### Rows
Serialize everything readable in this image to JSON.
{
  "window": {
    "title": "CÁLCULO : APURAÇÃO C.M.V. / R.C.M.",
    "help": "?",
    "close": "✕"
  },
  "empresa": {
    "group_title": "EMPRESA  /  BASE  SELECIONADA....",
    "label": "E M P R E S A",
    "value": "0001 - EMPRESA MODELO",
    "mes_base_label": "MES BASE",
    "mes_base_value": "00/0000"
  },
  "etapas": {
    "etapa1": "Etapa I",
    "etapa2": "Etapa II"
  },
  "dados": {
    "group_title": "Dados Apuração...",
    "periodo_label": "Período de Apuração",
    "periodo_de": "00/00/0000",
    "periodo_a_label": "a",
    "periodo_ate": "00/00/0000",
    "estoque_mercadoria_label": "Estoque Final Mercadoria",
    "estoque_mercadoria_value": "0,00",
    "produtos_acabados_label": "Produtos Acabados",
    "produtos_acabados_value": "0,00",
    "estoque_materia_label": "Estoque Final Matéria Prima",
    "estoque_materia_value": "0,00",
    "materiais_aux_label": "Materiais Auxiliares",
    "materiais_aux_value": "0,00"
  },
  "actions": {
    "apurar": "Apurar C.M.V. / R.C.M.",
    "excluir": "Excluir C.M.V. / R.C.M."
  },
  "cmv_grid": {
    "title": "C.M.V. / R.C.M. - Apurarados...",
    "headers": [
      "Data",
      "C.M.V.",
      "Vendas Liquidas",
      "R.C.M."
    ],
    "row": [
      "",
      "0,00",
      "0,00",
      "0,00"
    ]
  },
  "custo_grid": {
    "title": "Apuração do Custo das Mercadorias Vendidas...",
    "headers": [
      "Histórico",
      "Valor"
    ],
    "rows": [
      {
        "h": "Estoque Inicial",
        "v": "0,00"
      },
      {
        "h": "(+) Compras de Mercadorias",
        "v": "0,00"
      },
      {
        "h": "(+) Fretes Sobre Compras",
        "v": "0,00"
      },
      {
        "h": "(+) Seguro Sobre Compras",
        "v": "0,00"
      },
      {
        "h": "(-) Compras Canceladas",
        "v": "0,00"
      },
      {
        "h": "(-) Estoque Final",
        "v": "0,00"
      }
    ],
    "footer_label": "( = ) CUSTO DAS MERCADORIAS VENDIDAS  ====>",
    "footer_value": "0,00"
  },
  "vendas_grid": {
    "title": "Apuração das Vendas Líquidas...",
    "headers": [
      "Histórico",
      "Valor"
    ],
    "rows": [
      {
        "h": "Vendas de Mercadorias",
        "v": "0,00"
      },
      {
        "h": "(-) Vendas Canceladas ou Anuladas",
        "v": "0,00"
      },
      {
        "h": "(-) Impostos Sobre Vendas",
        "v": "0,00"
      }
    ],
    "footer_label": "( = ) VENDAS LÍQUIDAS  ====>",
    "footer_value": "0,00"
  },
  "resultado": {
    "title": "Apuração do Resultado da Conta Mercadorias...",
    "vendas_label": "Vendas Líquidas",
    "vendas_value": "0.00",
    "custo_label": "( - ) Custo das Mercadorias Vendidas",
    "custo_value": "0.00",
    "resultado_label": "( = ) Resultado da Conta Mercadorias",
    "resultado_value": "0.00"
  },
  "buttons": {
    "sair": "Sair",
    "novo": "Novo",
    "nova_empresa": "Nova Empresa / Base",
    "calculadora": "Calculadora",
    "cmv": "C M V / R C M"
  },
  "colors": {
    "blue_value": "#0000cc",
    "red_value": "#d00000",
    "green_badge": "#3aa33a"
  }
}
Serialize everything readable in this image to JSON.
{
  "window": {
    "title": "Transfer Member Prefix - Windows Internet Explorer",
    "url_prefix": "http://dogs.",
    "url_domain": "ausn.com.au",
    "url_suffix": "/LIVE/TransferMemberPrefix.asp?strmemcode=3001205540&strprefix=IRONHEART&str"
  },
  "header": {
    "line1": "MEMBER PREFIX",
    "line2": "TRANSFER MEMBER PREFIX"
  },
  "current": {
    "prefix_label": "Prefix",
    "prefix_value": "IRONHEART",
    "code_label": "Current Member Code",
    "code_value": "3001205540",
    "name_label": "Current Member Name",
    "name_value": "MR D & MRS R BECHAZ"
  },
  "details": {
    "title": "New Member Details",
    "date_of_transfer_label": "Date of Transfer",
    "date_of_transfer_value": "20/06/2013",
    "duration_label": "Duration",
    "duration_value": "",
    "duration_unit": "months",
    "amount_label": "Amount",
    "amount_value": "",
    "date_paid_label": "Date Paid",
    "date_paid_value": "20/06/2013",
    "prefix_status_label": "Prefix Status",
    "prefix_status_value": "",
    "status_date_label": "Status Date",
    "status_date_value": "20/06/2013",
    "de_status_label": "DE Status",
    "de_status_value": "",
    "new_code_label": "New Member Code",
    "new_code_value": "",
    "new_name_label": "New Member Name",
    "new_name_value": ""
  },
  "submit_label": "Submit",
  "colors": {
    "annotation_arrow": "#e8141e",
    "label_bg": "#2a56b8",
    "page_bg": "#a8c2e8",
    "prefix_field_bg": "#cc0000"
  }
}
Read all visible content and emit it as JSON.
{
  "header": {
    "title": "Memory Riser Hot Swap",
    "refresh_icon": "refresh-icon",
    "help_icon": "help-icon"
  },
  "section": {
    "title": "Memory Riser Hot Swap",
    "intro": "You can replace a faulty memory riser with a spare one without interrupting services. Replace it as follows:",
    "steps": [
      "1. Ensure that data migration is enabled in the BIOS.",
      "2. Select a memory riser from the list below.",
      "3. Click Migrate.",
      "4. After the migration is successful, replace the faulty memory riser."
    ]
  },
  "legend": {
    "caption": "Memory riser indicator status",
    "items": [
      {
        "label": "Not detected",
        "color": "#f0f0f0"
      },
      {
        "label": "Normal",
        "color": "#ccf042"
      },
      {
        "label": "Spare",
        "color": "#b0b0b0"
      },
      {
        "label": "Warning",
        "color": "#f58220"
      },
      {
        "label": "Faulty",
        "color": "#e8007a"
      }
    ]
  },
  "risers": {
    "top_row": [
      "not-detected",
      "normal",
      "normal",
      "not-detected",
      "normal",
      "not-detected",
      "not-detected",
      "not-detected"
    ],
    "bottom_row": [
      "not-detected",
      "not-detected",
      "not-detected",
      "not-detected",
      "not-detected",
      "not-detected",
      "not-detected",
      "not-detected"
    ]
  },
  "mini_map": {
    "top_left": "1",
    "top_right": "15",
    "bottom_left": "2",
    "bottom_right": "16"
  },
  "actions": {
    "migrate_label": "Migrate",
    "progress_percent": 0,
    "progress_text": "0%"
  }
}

### What to produce
Reproduce the records in full, exactly as written.

### Written reply
Serialize everything readable in this image to JSON.
{
  "window": {
    "title": "CÁLCULO : APURAÇÃO C.M.V. / R.C.M.",
    "help": "?",
    "close": "✕"
  },
  "empresa": {
    "group_title": "EMPRESA  /  BASE  SELECIONADA....",
    "label": "E M P R E S A",
    "value": "0001 - EMPRESA MODELO",
    "mes_base_label": "MES BASE",
    "mes_base_value": "00/0000"
  },
  "etapas": {
    "etapa1": "Etapa I",
    "etapa2": "Etapa II"
  },
  "dados": {
    "group_title": "Dados Apuração...",
    "periodo_label": "Período de Apuração",
    "periodo_de": "00/00/0000",
    "periodo_a_label": "a",
    "periodo_ate": "00/00/0000",
    "estoque_mercadoria_label": "Estoque Final Mercadoria",
    "estoque_mercadoria_value": "0,00",
    "produtos_acabados_label": "Produtos Acabados",
    "produtos_acabados_value": "0,00",
    "estoque_materia_label": "Estoque Final Matéria Prima",
    "estoque_materia_value": "0,00",
    "materiais_aux_label": "Materiais Auxiliares",
    "materiais_aux_value": "0,00"
  },
  "actions": {
    "apurar": "Apurar C.M.V. / R.C.M.",
    "excluir": "Excluir C.M.V. / R.C.M."
  },
  "cmv_grid": {
    "title": "C.M.V. / R.C.M. - Apurarados...",
    "headers": [
      "Data",
      "C.M.V.",
      "Vendas Liquidas",
      "R.C.M."
    ],
    "row": [
      "",
      "0,00",
      "0,00",
      "0,00"
    ]
  },
  "custo_grid": {
    "title": "Apuração do Custo das Mercadorias Vendidas...",
    "headers": [
      "Histórico",
      "Valor"
    ],
    "rows": [
      {
        "h": "Estoque Inicial",
        "v": "0,00"
      },
      {
        "h": "(+) Compras de Mercadorias",
        "v": "0,00"
      },
      {
        "h": "(+) Fretes Sobre Compras",
        "v": "0,00"
      },
      {
        "h": "(+) Seguro Sobre Compras",
        "v": "0,00"
      },
      {
        "h": "(-) Compras Canceladas",
        "v": "0,00"
      },
      {
        "h": "(-) Estoque Final",
        "v": "0,00"
      }
    ],
    "footer_label": "( = ) CUSTO DAS MERCADORIAS VENDIDAS  ====>",
    "footer_value": "0,00"
  },
  "vendas_grid": {
    "title": "Apuração das Vendas Líquidas...",
    "headers": [
      "Histórico",
      "Valor"
    ],
    "rows": [
      {
        "h": "Vendas de Mercadorias",
        "v": "0,00"
      },
      {
        "h": "(-) Vendas Canceladas ou Anuladas",
        "v": "0,00"
      },
      {
        "h": "(-) Impostos Sobre Vendas",
        "v": "0,00"
      }
    ],
    "footer_label": "( = ) VENDAS LÍQUIDAS  ====>",
    "footer_value": "0,00"
  },
  "resultado": {
    "title": "Apuração do Resultado da Conta Mercadorias...",
    "vendas_label": "Vendas Líquidas",
    "vendas_value": "0.00",
    "custo_label": "( - ) Custo das Mercadorias Vendidas",
    "custo_value": "0.00",
    "resultado_label": "( = ) Resultado da Conta Mercadorias",
    "resultado_value": "0.00"
  },
  "buttons": {
    "sair": "Sair",
    "novo": "Novo",
    "nova_empresa": "Nova Empresa / Base",
    "calculadora": "Calculadora",
    "cmv": "C M V / R C M"
  },
  "colors": {
    "blue_value": "#0000cc",
    "red_value": "#d00000",
    "green_badge": "#3aa33a"
  }
}
Serialize everything readable in this image to JSON.
{
  "window": {
    "title": "Transfer Member Prefix - Windows Internet Explorer",
    "url_prefix": "http://dogs.",
    "url_domain": "ausn.com.au",
    "url_suffix": "/LIVE/TransferMemberPrefix.asp?strmemcode=3001205540&strprefix=IRONHEART&str"
  },
  "header": {
    "line1": "MEMBER PREFIX",
    "line2": "TRANSFER MEMBER PREFIX"
  },
  "current": {
    "prefix_label": "Prefix",
    "prefix_value": "IRONHEART",
    "code_label": "Current Member Code",
    "code_value": "3001205540",
    "name_label": "Current Member Name",
    "name_value": "MR D & MRS R BECHAZ"
  },
  "details": {
    "title": "New Member Details",
    "date_of_transfer_label": "Date of Transfer",
    "date_of_transfer_value": "20/06/2013",
    "duration_label": "Duration",
    "duration_value": "",
    "duration_unit": "months",
    "amount_label": "Amount",
    "amount_value": "",
    "date_paid_label": "Date Paid",
    "date_paid_value": "20/06/2013",
    "prefix_status_label": "Prefix Status",
    "prefix_status_value": "",
    "status_date_label": "Status Date",
    "status_date_value": "20/06/2013",
    "de_status_label": "DE Status",
    "de_status_value": "",
    "new_code_label": "New Member Code",
    "new_code_value": "",
    "new_name_label": "New Member Name",
    "new_name_value": ""
  },
  "submit_label": "Submit",
  "colors": {
    "annotation_arrow": "#e8141e",
    "label_bg": "#2a56b8",
    "page_bg": "#a8c2e8",
    "prefix_field_bg": "#cc0000"
  }
}
Read all visible content and emit it as JSON.
{
  "header": {
    "title": "Memory Riser Hot Swap",
    "refresh_icon": "refresh-icon",
    "help_icon": "help-icon"
  },
  "section": {
    "title": "Memory Riser Hot Swap",
    "intro": "You can replace a faulty memory riser with a spare one without interrupting services. Replace it as follows:",
    "steps": [
      "1. Ensure that data migration is enabled in the BIOS.",
      "2. Select a memory riser from the list below.",
      "3. Click Migrate.",
      "4. After the migration is successful, replace the faulty memory riser."
    ]
  },
  "legend": {
    "caption": "Memory riser indicator status",
    "items": [
      {
        "label": "Not detected",
        "color": "#f0f0f0"
      },
      {
        "label": "Normal",
        "color": "#ccf042"
      },
      {
        "label": "Spare",
        "color": "#b0b0b0"
      },
      {
        "label": "Warning",
        "color": "#f58220"
      },
      {
        "label": "Faulty",
        "color": "#e8007a"
      }
    ]
  },
  "risers": {
    "top_row": [
      "not-detected",
      "normal",
      "normal",
      "not-detected",
      "normal",
      "not-detected",
      "not-detected",
      "not-detected"
    ],
    "bottom_row": [
      "not-detected",
      "not-detected",
      "not-detected",
      "not-detected",
      "not-detected",
      "not-detected",
      "not-detected",
      "not-detected"
    ]
  },
  "mini_map": {
    "top_left": "1",
    "top_right": "15",
    "bottom_left": "2",
    "bottom_right": "16"
  },
  "actions": {
    "migrate_label": "Migrate",
    "progress_percent": 0,
    "progress_text": "0%"
  }
}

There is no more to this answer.